▸ **The exercise**: Print the entries below word for word; the pictures stay out of your copy.

▸ **Stored rows**:

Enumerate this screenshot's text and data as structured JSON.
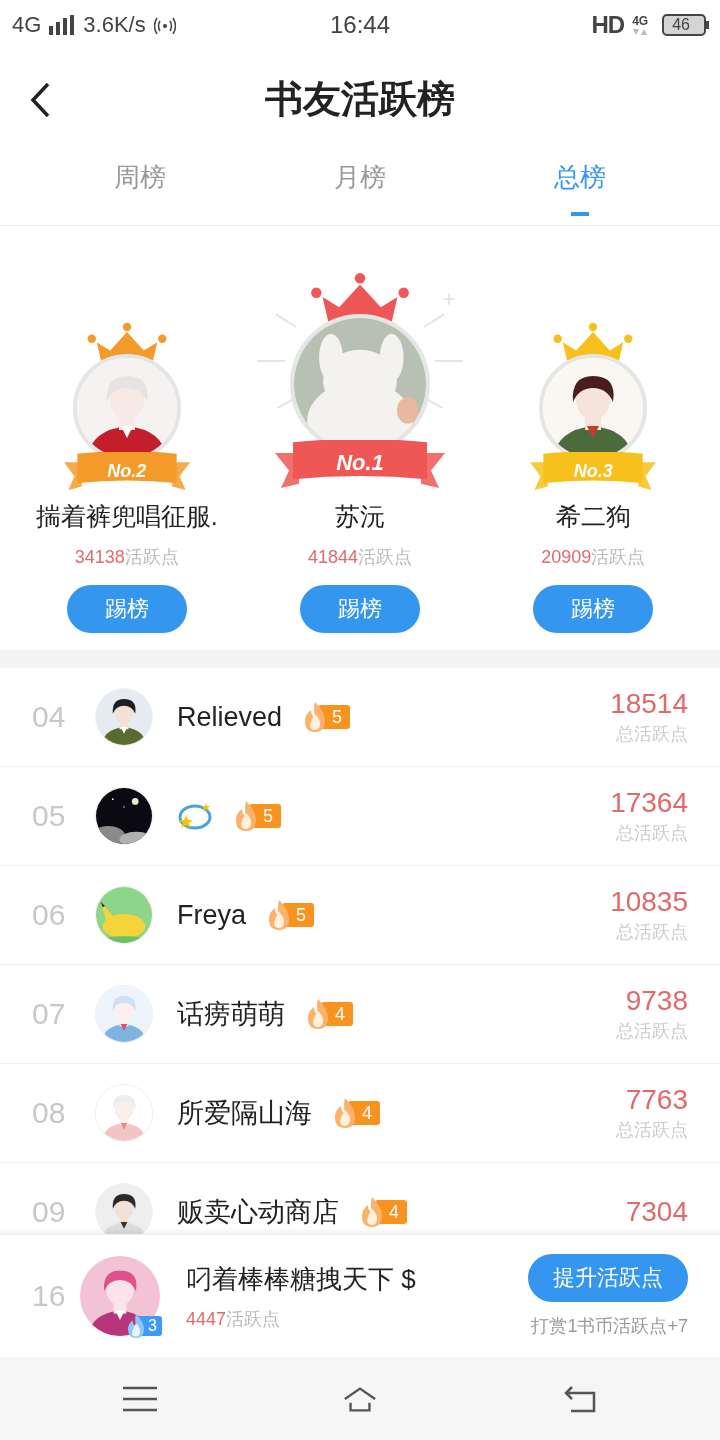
{
  "status_bar": {
    "network": "4G",
    "speed": "3.6K/s",
    "time": "16:44",
    "hd": "HD",
    "network_right": "4G",
    "battery": "46"
  },
  "header": {
    "title": "书友活跃榜"
  },
  "tabs": [
    {
      "label": "周榜",
      "selected": false
    },
    {
      "label": "月榜",
      "selected": false
    },
    {
      "label": "总榜",
      "selected": true
    }
  ],
  "podium": [
    {
      "rank_label": "No.2",
      "name": "揣着裤兜唱征服.",
      "score": "34138",
      "score_unit": "活跃点",
      "button": "踢榜",
      "color": "#f39a2b",
      "featured": false
    },
    {
      "rank_label": "No.1",
      "name": "苏沅",
      "score": "41844",
      "score_unit": "活跃点",
      "button": "踢榜",
      "color": "#ef5656",
      "featured": true
    },
    {
      "rank_label": "No.3",
      "name": "希二狗",
      "score": "20909",
      "score_unit": "活跃点",
      "button": "踢榜",
      "color": "#f8c01c",
      "featured": false
    }
  ],
  "ranking": [
    {
      "rank": "04",
      "kind": "text",
      "name": "Relieved",
      "badge": {
        "text": "5",
        "color": "#f7931e"
      },
      "score": "18514",
      "score_label": "总活跃点"
    },
    {
      "rank": "05",
      "kind": "icon",
      "badge": {
        "text": "5",
        "color": "#f7931e"
      },
      "score": "17364",
      "score_label": "总活跃点"
    },
    {
      "rank": "06",
      "kind": "text",
      "name": "Freya",
      "badge": {
        "text": "5",
        "color": "#f7931e"
      },
      "score": "10835",
      "score_label": "总活跃点"
    },
    {
      "rank": "07",
      "kind": "text",
      "name": "话痨萌萌",
      "badge": {
        "text": "4",
        "color": "#f7931e"
      },
      "score": "9738",
      "score_label": "总活跃点"
    },
    {
      "rank": "08",
      "kind": "text",
      "name": "所爱隔山海",
      "badge": {
        "text": "4",
        "color": "#f7931e"
      },
      "score": "7763",
      "score_label": "总活跃点"
    },
    {
      "rank": "09",
      "kind": "text",
      "name": "贩卖心动商店",
      "badge": {
        "text": "4",
        "color": "#f7931e"
      },
      "score": "7304"
    }
  ],
  "my_rank": {
    "rank": "16",
    "name": "叼着棒棒糖拽天下 $",
    "badge": {
      "text": "3",
      "color": "#3d9bf5"
    },
    "score": "4447",
    "score_unit": "活跃点",
    "button": "提升活跃点",
    "hint": "打赏1书币活跃点+7"
  }
}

▸ **Task result**:
Enumerate this screenshot's text and data as structured JSON.
{
  "status_bar": {
    "network": "4G",
    "speed": "3.6K/s",
    "time": "16:44",
    "hd": "HD",
    "network_right": "4G",
    "battery": "46"
  },
  "header": {
    "title": "书友活跃榜"
  },
  "tabs": [
    {
      "label": "周榜",
      "selected": false
    },
    {
      "label": "月榜",
      "selected": false
    },
    {
      "label": "总榜",
      "selected": true
    }
  ],
  "podium": [
    {
      "rank_label": "No.2",
      "name": "揣着裤兜唱征服.",
      "score": "34138",
      "score_unit": "活跃点",
      "button": "踢榜",
      "color": "#f39a2b",
      "featured": false
    },
    {
      "rank_label": "No.1",
      "name": "苏沅",
      "score": "41844",
      "score_unit": "活跃点",
      "button": "踢榜",
      "color": "#ef5656",
      "featured": true
    },
    {
      "rank_label": "No.3",
      "name": "希二狗",
      "score": "20909",
      "score_unit": "活跃点",
      "button": "踢榜",
      "color": "#f8c01c",
      "featured": false
    }
  ],
  "ranking": [
    {
      "rank": "04",
      "kind": "text",
      "name": "Relieved",
      "badge": {
        "text": "5",
        "color": "#f7931e"
      },
      "score": "18514",
      "score_label": "总活跃点"
    },
    {
      "rank": "05",
      "kind": "icon",
      "badge": {
        "text": "5",
        "color": "#f7931e"
      },
      "score": "17364",
      "score_label": "总活跃点"
    },
    {
      "rank": "06",
      "kind": "text",
      "name": "Freya",
      "badge": {
        "text": "5",
        "color": "#f7931e"
      },
      "score": "10835",
      "score_label": "总活跃点"
    },
    {
      "rank": "07",
      "kind": "text",
      "name": "话痨萌萌",
      "badge": {
        "text": "4",
        "color": "#f7931e"
      },
      "score": "9738",
      "score_label": "总活跃点"
    },
    {
      "rank": "08",
      "kind": "text",
      "name": "所爱隔山海",
      "badge": {
        "text": "4",
        "color": "#f7931e"
      },
      "score": "7763",
      "score_label": "总活跃点"
    },
    {
      "rank": "09",
      "kind": "text",
      "name": "贩卖心动商店",
      "badge": {
        "text": "4",
        "color": "#f7931e"
      },
      "score": "7304"
    }
  ],
  "my_rank": {
    "rank": "16",
    "name": "叼着棒棒糖拽天下 $",
    "badge": {
      "text": "3",
      "color": "#3d9bf5"
    },
    "score": "4447",
    "score_unit": "活跃点",
    "button": "提升活跃点",
    "hint": "打赏1书币活跃点+7"
  }
}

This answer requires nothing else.